• The task
Each record below should be repeated precisely as written.

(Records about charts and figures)
######
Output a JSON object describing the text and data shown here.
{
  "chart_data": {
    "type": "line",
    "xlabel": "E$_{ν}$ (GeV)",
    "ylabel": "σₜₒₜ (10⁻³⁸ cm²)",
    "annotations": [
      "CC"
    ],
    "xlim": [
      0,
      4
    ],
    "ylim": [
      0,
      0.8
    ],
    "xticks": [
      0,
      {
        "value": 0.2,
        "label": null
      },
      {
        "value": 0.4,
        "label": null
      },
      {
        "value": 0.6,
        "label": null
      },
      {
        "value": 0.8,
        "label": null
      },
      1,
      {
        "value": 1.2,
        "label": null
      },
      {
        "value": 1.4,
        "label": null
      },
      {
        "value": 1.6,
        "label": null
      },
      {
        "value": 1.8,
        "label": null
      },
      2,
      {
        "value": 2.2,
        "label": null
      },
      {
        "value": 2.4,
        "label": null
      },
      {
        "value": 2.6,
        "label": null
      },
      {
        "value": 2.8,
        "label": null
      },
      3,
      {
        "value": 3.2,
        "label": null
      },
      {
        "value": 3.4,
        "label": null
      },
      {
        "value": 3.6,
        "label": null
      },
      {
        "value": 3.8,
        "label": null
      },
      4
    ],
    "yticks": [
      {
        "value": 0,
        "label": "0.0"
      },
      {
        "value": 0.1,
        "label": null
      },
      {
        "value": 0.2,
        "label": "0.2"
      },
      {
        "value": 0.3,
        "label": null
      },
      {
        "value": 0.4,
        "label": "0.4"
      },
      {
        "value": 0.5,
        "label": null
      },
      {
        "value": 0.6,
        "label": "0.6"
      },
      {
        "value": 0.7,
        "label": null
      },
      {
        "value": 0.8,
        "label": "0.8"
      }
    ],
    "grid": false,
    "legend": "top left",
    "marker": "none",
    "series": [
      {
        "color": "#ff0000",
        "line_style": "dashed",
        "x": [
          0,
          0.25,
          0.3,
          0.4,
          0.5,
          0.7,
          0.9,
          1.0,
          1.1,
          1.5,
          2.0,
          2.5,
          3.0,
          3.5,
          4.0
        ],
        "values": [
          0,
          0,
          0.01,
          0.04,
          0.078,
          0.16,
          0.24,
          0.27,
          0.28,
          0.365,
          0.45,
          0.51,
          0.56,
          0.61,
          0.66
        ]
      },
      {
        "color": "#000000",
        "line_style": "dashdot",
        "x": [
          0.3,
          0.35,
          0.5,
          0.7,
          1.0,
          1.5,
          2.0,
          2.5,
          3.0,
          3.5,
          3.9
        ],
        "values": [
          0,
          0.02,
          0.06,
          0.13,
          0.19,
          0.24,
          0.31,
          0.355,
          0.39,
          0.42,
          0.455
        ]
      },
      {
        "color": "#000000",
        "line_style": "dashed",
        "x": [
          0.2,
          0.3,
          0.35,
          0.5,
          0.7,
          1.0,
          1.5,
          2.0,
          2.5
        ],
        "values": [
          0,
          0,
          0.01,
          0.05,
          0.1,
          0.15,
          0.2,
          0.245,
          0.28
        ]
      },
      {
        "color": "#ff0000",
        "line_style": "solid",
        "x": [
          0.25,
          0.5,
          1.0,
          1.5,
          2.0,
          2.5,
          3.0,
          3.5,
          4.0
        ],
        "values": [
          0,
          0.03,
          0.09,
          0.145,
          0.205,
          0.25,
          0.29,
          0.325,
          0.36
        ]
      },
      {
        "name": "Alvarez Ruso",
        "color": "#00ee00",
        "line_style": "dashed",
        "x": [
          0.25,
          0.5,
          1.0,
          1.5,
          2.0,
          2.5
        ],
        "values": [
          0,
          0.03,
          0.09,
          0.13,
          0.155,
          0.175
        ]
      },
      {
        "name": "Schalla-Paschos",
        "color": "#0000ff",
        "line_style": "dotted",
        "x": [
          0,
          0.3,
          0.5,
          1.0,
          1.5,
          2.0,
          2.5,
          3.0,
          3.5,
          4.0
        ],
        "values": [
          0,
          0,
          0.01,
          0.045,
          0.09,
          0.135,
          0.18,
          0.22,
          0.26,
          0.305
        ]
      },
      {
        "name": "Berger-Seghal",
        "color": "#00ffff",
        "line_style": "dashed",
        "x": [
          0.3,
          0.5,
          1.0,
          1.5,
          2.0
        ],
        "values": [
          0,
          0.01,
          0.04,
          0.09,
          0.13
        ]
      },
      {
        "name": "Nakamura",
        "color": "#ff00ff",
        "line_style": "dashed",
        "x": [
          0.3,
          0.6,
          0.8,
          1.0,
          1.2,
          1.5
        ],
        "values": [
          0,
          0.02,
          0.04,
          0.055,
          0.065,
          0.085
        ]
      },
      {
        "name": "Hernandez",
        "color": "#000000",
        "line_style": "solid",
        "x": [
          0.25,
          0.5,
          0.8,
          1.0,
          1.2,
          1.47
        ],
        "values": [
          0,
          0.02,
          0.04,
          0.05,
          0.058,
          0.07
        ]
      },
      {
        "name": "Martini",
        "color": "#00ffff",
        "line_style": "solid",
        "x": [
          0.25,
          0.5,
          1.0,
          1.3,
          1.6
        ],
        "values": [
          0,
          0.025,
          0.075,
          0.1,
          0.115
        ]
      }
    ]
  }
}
######
• Expected answer
Output a JSON object describing the text and data shown here.
{
  "chart_data": {
    "type": "line",
    "xlabel": "E$_{ν}$ (GeV)",
    "ylabel": "σₜₒₜ (10⁻³⁸ cm²)",
    "annotations": [
      "CC"
    ],
    "xlim": [
      0,
      4
    ],
    "ylim": [
      0,
      0.8
    ],
    "xticks": [
      0,
      {
        "value": 0.2,
        "label": null
      },
      {
        "value": 0.4,
        "label": null
      },
      {
        "value": 0.6,
        "label": null
      },
      {
        "value": 0.8,
        "label": null
      },
      1,
      {
        "value": 1.2,
        "label": null
      },
      {
        "value": 1.4,
        "label": null
      },
      {
        "value": 1.6,
        "label": null
      },
      {
        "value": 1.8,
        "label": null
      },
      2,
      {
        "value": 2.2,
        "label": null
      },
      {
        "value": 2.4,
        "label": null
      },
      {
        "value": 2.6,
        "label": null
      },
      {
        "value": 2.8,
        "label": null
      },
      3,
      {
        "value": 3.2,
        "label": null
      },
      {
        "value": 3.4,
        "label": null
      },
      {
        "value": 3.6,
        "label": null
      },
      {
        "value": 3.8,
        "label": null
      },
      4
    ],
    "yticks": [
      {
        "value": 0,
        "label": "0.0"
      },
      {
        "value": 0.1,
        "label": null
      },
      {
        "value": 0.2,
        "label": "0.2"
      },
      {
        "value": 0.3,
        "label": null
      },
      {
        "value": 0.4,
        "label": "0.4"
      },
      {
        "value": 0.5,
        "label": null
      },
      {
        "value": 0.6,
        "label": "0.6"
      },
      {
        "value": 0.7,
        "label": null
      },
      {
        "value": 0.8,
        "label": "0.8"
      }
    ],
    "grid": false,
    "legend": "top left",
    "marker": "none",
    "series": [
      {
        "color": "#ff0000",
        "line_style": "dashed",
        "x": [
          0,
          0.25,
          0.3,
          0.4,
          0.5,
          0.7,
          0.9,
          1.0,
          1.1,
          1.5,
          2.0,
          2.5,
          3.0,
          3.5,
          4.0
        ],
        "values": [
          0,
          0,
          0.01,
          0.04,
          0.078,
          0.16,
          0.24,
          0.27,
          0.28,
          0.365,
          0.45,
          0.51,
          0.56,
          0.61,
          0.66
        ]
      },
      {
        "color": "#000000",
        "line_style": "dashdot",
        "x": [
          0.3,
          0.35,
          0.5,
          0.7,
          1.0,
          1.5,
          2.0,
          2.5,
          3.0,
          3.5,
          3.9
        ],
        "values": [
          0,
          0.02,
          0.06,
          0.13,
          0.19,
          0.24,
          0.31,
          0.355,
          0.39,
          0.42,
          0.455
        ]
      },
      {
        "color": "#000000",
        "line_style": "dashed",
        "x": [
          0.2,
          0.3,
          0.35,
          0.5,
          0.7,
          1.0,
          1.5,
          2.0,
          2.5
        ],
        "values": [
          0,
          0,
          0.01,
          0.05,
          0.1,
          0.15,
          0.2,
          0.245,
          0.28
        ]
      },
      {
        "color": "#ff0000",
        "line_style": "solid",
        "x": [
          0.25,
          0.5,
          1.0,
          1.5,
          2.0,
          2.5,
          3.0,
          3.5,
          4.0
        ],
        "values": [
          0,
          0.03,
          0.09,
          0.145,
          0.205,
          0.25,
          0.29,
          0.325,
          0.36
        ]
      },
      {
        "name": "Alvarez Ruso",
        "color": "#00ee00",
        "line_style": "dashed",
        "x": [
          0.25,
          0.5,
          1.0,
          1.5,
          2.0,
          2.5
        ],
        "values": [
          0,
          0.03,
          0.09,
          0.13,
          0.155,
          0.175
        ]
      },
      {
        "name": "Schalla-Paschos",
        "color": "#0000ff",
        "line_style": "dotted",
        "x": [
          0,
          0.3,
          0.5,
          1.0,
          1.5,
          2.0,
          2.5,
          3.0,
          3.5,
          4.0
        ],
        "values": [
          0,
          0,
          0.01,
          0.045,
          0.09,
          0.135,
          0.18,
          0.22,
          0.26,
          0.305
        ]
      },
      {
        "name": "Berger-Seghal",
        "color": "#00ffff",
        "line_style": "dashed",
        "x": [
          0.3,
          0.5,
          1.0,
          1.5,
          2.0
        ],
        "values": [
          0,
          0.01,
          0.04,
          0.09,
          0.13
        ]
      },
      {
        "name": "Nakamura",
        "color": "#ff00ff",
        "line_style": "dashed",
        "x": [
          0.3,
          0.6,
          0.8,
          1.0,
          1.2,
          1.5
        ],
        "values": [
          0,
          0.02,
          0.04,
          0.055,
          0.065,
          0.085
        ]
      },
      {
        "name": "Hernandez",
        "color": "#000000",
        "line_style": "solid",
        "x": [
          0.25,
          0.5,
          0.8,
          1.0,
          1.2,
          1.47
        ],
        "values": [
          0,
          0.02,
          0.04,
          0.05,
          0.058,
          0.07
        ]
      },
      {
        "name": "Martini",
        "color": "#00ffff",
        "line_style": "solid",
        "x": [
          0.25,
          0.5,
          1.0,
          1.3,
          1.6
        ],
        "values": [
          0,
          0.025,
          0.075,
          0.1,
          0.115
        ]
      }
    ]
  }
}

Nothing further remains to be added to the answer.